*GIVEN DATA*
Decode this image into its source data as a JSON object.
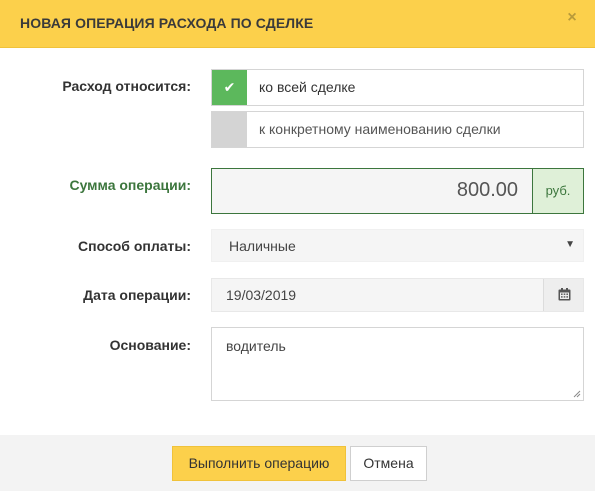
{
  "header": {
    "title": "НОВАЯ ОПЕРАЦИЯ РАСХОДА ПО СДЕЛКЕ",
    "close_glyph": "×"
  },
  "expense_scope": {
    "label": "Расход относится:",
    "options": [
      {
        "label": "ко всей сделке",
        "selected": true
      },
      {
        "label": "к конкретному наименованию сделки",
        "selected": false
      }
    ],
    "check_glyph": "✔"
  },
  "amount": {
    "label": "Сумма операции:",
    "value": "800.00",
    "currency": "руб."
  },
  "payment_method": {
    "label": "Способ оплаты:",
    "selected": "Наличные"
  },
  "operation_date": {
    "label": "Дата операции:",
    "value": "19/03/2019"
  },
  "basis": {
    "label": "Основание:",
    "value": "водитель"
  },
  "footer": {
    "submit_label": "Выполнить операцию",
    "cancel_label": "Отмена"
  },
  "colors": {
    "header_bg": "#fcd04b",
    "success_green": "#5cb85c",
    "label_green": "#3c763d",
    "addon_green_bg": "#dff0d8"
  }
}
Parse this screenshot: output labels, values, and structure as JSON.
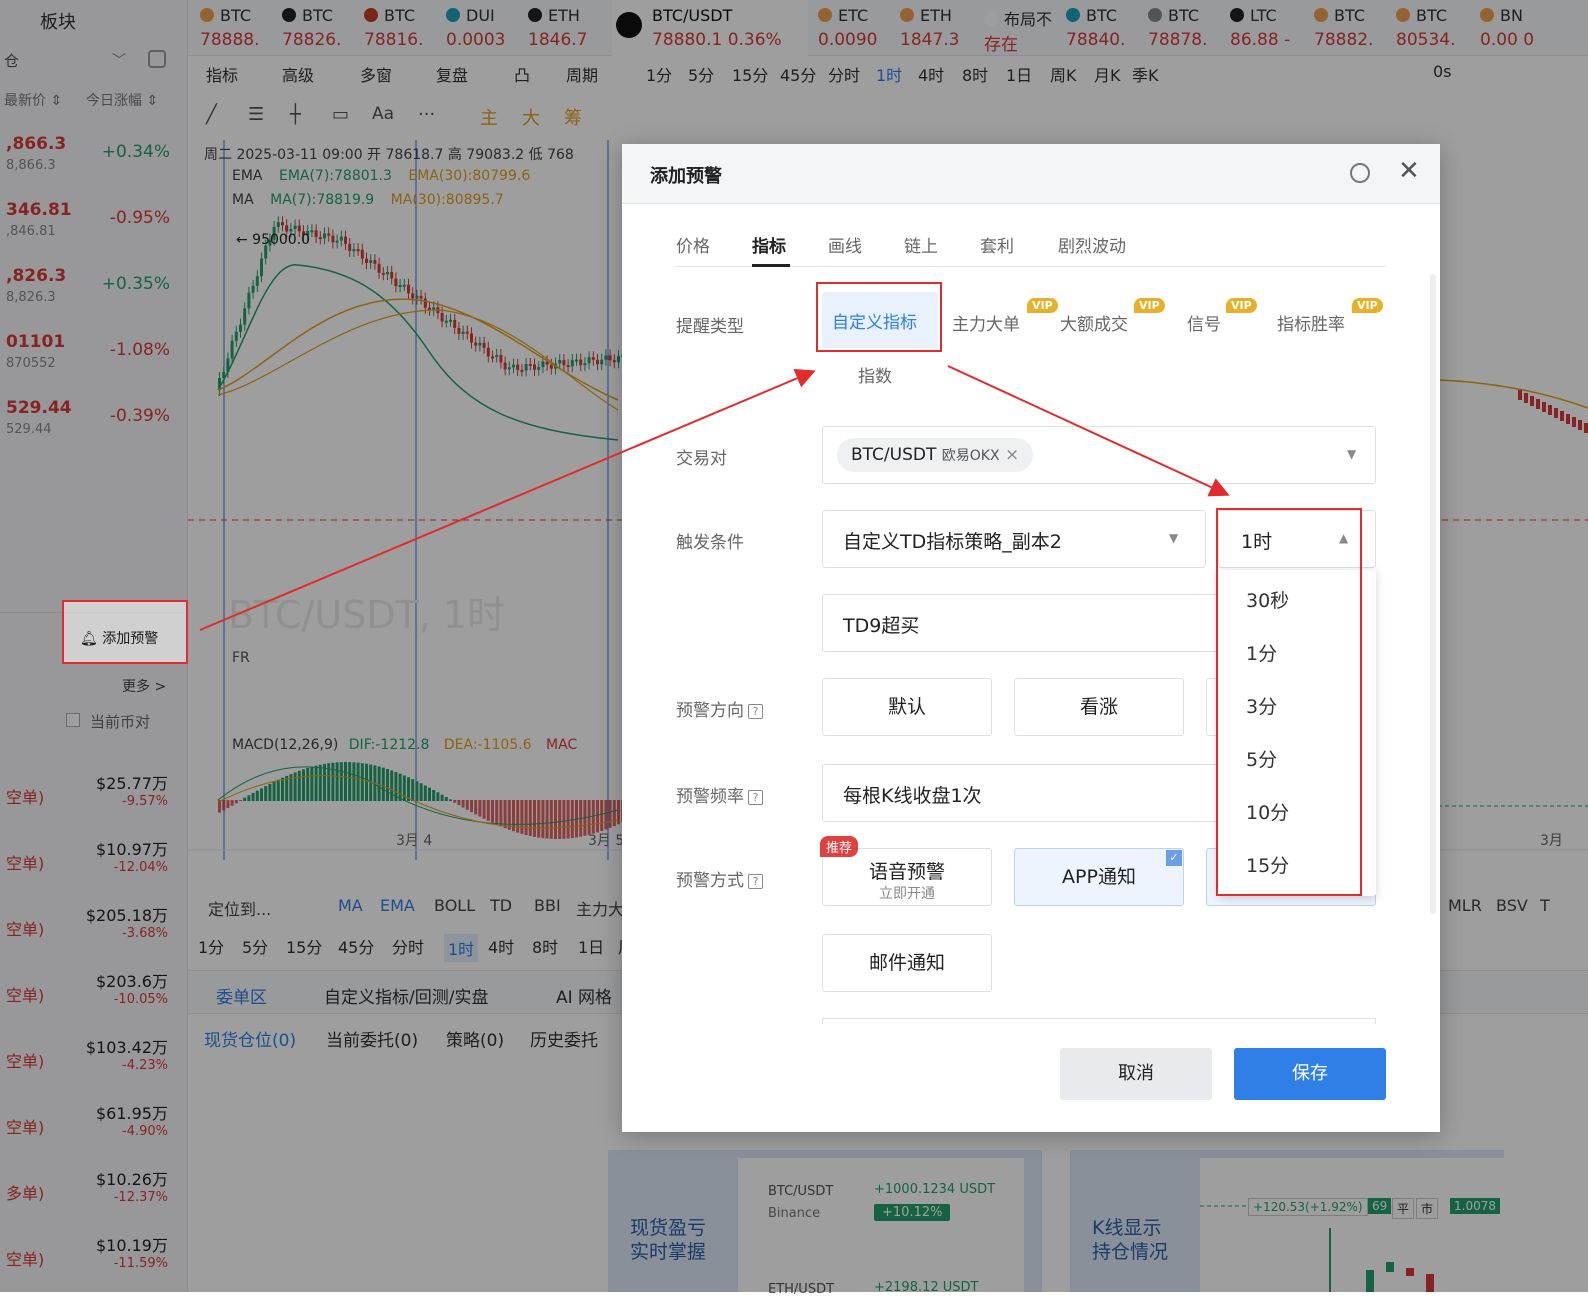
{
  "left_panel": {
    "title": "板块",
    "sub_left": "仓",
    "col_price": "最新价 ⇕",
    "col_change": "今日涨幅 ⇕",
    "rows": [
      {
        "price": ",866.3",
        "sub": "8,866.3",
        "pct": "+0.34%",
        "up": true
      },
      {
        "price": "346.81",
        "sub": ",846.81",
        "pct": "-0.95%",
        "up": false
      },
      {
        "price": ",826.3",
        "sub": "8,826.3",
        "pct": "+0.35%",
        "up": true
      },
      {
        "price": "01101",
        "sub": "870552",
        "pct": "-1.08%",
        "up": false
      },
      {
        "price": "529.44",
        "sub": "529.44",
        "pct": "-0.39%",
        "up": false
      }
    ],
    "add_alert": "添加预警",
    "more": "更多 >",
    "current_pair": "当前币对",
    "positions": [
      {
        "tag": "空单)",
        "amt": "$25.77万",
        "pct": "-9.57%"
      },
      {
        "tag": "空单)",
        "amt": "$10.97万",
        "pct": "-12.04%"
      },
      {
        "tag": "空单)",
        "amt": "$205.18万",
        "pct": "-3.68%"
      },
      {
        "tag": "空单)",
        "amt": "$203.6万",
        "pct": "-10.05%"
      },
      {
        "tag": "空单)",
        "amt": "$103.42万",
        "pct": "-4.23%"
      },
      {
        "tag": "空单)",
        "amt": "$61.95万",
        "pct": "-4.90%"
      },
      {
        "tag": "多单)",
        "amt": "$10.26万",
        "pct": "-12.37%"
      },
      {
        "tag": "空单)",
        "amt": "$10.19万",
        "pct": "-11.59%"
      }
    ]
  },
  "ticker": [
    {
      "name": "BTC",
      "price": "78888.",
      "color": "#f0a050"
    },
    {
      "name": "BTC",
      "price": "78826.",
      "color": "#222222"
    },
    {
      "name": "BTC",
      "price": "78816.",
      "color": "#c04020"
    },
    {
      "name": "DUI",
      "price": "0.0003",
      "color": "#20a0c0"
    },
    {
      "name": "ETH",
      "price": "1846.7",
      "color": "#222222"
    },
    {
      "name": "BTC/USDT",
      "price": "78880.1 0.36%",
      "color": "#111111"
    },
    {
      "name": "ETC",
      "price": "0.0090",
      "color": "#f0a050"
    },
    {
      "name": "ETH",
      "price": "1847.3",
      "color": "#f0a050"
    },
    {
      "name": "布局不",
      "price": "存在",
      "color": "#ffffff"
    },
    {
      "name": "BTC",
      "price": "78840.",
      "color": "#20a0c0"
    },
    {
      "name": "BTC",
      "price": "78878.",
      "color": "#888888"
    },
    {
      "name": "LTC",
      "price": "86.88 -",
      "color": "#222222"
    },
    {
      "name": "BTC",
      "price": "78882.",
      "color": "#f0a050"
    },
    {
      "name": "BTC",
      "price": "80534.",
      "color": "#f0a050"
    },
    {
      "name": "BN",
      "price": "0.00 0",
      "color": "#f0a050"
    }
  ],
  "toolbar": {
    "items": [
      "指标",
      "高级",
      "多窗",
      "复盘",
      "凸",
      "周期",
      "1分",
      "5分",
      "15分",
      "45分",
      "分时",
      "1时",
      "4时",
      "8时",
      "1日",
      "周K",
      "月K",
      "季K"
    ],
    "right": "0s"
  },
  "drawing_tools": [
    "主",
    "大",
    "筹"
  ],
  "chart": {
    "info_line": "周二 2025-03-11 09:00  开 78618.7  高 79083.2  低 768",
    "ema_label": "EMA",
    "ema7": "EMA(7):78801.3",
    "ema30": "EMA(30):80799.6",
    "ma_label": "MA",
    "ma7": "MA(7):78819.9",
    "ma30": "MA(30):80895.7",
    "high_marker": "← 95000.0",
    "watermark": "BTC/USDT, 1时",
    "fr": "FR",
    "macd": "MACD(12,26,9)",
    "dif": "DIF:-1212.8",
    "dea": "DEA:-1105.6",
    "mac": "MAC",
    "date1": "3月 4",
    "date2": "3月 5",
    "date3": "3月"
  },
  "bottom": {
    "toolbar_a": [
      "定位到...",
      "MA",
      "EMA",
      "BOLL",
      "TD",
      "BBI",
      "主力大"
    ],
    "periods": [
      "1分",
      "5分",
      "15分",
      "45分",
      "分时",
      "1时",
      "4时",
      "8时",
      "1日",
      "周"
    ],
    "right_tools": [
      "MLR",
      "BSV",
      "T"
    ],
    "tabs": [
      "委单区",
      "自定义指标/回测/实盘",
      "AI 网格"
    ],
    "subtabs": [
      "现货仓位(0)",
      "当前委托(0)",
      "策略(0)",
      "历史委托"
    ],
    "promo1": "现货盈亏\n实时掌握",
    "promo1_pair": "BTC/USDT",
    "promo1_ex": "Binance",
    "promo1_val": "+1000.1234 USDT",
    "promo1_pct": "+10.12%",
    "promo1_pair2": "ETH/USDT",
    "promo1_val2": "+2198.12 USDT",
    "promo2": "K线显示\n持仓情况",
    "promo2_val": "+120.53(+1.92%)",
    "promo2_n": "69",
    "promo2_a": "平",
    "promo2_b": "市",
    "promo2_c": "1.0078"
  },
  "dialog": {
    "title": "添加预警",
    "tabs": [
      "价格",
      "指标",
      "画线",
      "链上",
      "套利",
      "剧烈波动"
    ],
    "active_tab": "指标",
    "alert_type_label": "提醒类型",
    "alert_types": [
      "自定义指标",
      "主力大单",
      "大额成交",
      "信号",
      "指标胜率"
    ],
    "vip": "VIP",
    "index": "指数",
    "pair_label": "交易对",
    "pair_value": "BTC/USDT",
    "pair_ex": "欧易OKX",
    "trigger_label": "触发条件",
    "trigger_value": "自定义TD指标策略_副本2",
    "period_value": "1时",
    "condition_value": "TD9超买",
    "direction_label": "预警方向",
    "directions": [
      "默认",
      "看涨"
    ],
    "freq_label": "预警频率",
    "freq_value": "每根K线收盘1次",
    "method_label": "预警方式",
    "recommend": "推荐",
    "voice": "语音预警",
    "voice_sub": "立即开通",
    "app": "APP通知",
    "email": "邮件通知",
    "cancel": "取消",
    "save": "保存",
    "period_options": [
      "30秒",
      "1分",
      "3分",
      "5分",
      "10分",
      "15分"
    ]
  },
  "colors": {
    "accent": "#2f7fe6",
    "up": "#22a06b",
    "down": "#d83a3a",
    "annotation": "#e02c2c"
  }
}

==

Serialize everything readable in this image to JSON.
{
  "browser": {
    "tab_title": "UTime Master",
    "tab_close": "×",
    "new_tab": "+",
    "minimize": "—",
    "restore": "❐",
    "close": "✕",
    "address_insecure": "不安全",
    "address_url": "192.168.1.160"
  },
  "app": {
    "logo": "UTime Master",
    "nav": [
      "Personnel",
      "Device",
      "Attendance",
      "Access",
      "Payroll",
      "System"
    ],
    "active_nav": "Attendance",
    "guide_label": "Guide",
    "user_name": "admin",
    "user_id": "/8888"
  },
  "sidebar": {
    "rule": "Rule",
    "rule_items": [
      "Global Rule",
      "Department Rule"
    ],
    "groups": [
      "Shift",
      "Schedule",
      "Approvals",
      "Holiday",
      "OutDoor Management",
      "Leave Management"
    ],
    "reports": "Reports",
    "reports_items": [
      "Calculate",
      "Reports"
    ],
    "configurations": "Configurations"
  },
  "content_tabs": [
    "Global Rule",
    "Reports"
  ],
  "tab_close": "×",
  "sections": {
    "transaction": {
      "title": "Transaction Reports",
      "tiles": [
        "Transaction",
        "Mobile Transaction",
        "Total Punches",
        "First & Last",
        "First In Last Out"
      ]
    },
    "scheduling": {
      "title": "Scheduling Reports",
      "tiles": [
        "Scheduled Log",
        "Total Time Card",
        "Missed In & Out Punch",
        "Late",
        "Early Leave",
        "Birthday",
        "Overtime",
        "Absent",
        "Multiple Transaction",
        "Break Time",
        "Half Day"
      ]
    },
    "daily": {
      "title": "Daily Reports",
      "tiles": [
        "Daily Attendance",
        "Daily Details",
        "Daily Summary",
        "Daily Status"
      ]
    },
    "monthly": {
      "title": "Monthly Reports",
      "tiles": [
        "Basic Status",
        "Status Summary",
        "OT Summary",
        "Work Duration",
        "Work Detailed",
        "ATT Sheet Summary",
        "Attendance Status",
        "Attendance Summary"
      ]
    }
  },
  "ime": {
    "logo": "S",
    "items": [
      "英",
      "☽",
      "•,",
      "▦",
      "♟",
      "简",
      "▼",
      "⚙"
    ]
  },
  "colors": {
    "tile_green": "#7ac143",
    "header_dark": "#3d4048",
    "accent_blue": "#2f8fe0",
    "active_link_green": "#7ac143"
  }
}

*THE REQUEST*
Using the listing above, pick out each line that contains the word "UTime", then copy it.

*TASK SOLUTION*
    "tab_title": "UTime Master",
    "logo": "UTime Master",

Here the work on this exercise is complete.